What you have to do:
The records below must be transcribed exactly. Do not include the pictures.

|---|

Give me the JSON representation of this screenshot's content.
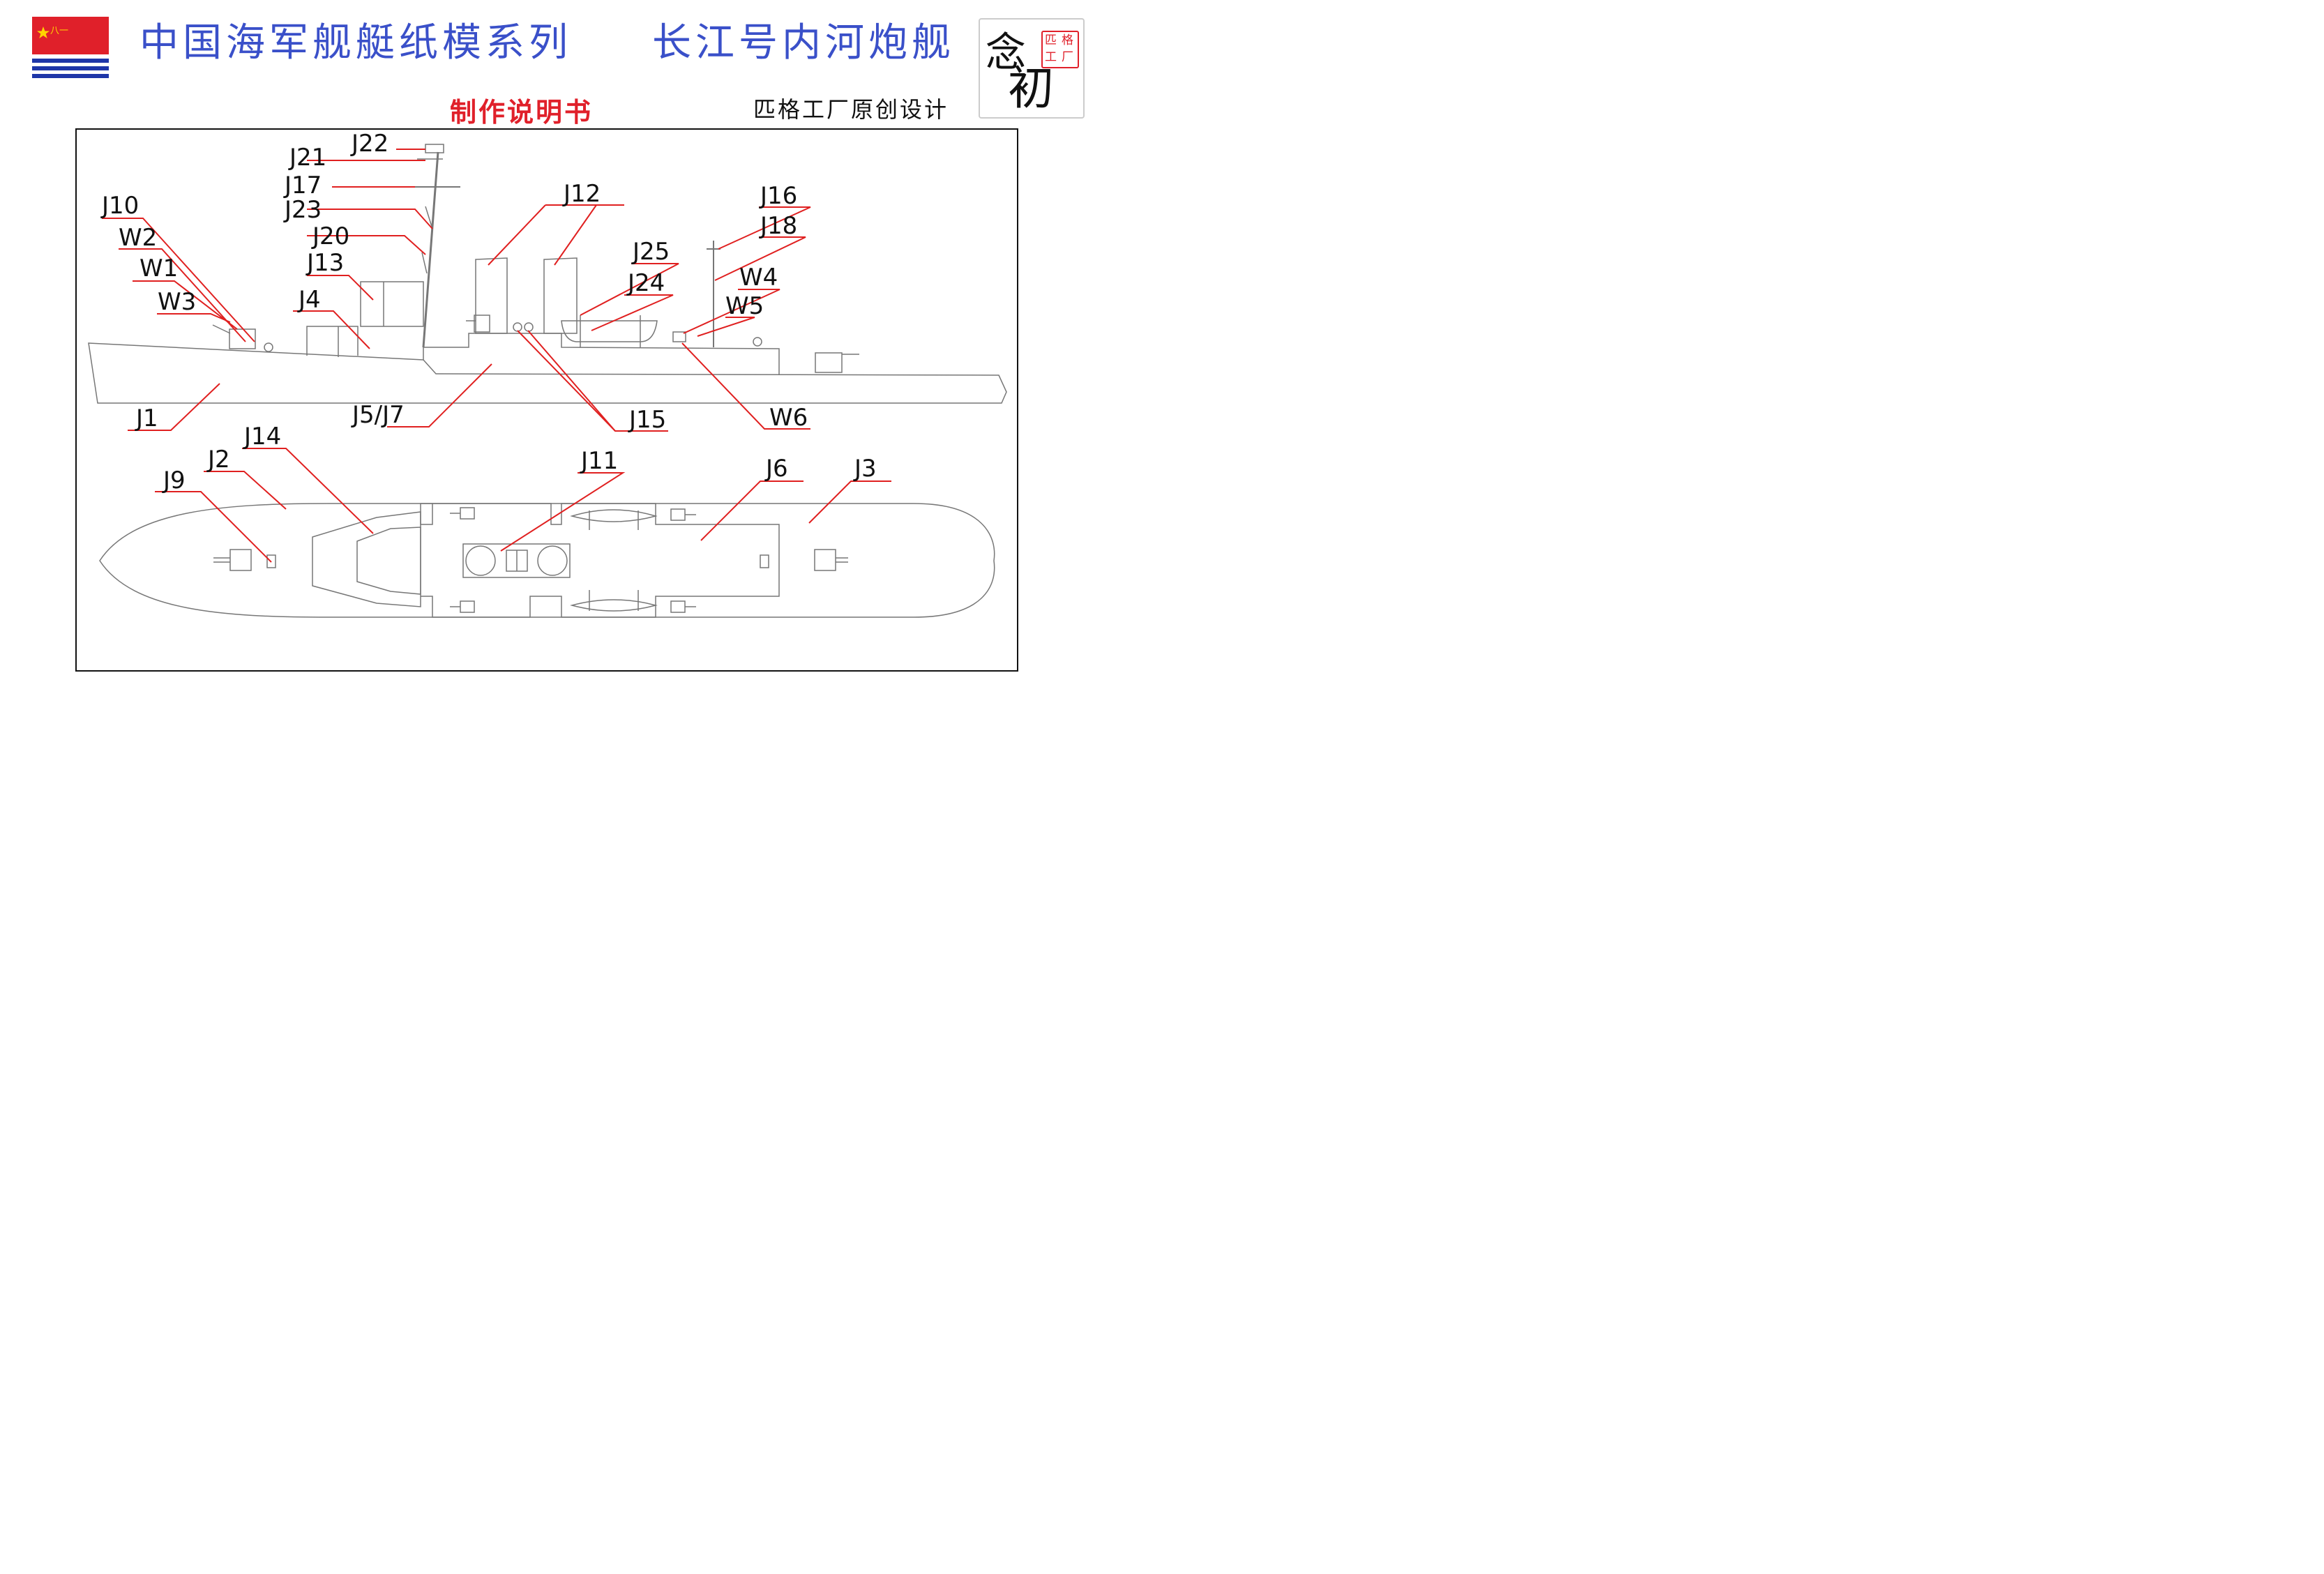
{
  "header": {
    "title_left": "中国海军舰艇纸模系列",
    "title_right": "长江号内河炮舰",
    "subtitle": "制作说明书",
    "credit": "匹格工厂原创设计",
    "flag_text": "八一",
    "logo_chars": [
      "念",
      "初"
    ],
    "seal_chars": [
      "匹",
      "格",
      "工",
      "厂"
    ]
  },
  "colors": {
    "title_blue": "#3a50c9",
    "accent_red": "#e0202a",
    "leader_red": "#e02020",
    "outline_gray": "#777777",
    "flag_blue": "#1e36a8"
  },
  "labels": {
    "J1": "J1",
    "J2": "J2",
    "J3": "J3",
    "J4": "J4",
    "J5J7": "J5/J7",
    "J6": "J6",
    "J9": "J9",
    "J10": "J10",
    "J11": "J11",
    "J12": "J12",
    "J13": "J13",
    "J14": "J14",
    "J15": "J15",
    "J16": "J16",
    "J17": "J17",
    "J18": "J18",
    "J20": "J20",
    "J21": "J21",
    "J22": "J22",
    "J23": "J23",
    "J24": "J24",
    "J25": "J25",
    "W1": "W1",
    "W2": "W2",
    "W3": "W3",
    "W4": "W4",
    "W5": "W5",
    "W6": "W6"
  }
}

|---|

Answer for the task:
Give me the JSON representation of this screenshot's content.
{
  "header": {
    "title_left": "中国海军舰艇纸模系列",
    "title_right": "长江号内河炮舰",
    "subtitle": "制作说明书",
    "credit": "匹格工厂原创设计",
    "flag_text": "八一",
    "logo_chars": [
      "念",
      "初"
    ],
    "seal_chars": [
      "匹",
      "格",
      "工",
      "厂"
    ]
  },
  "colors": {
    "title_blue": "#3a50c9",
    "accent_red": "#e0202a",
    "leader_red": "#e02020",
    "outline_gray": "#777777",
    "flag_blue": "#1e36a8"
  },
  "labels": {
    "J1": "J1",
    "J2": "J2",
    "J3": "J3",
    "J4": "J4",
    "J5J7": "J5/J7",
    "J6": "J6",
    "J9": "J9",
    "J10": "J10",
    "J11": "J11",
    "J12": "J12",
    "J13": "J13",
    "J14": "J14",
    "J15": "J15",
    "J16": "J16",
    "J17": "J17",
    "J18": "J18",
    "J20": "J20",
    "J21": "J21",
    "J22": "J22",
    "J23": "J23",
    "J24": "J24",
    "J25": "J25",
    "W1": "W1",
    "W2": "W2",
    "W3": "W3",
    "W4": "W4",
    "W5": "W5",
    "W6": "W6"
  }
}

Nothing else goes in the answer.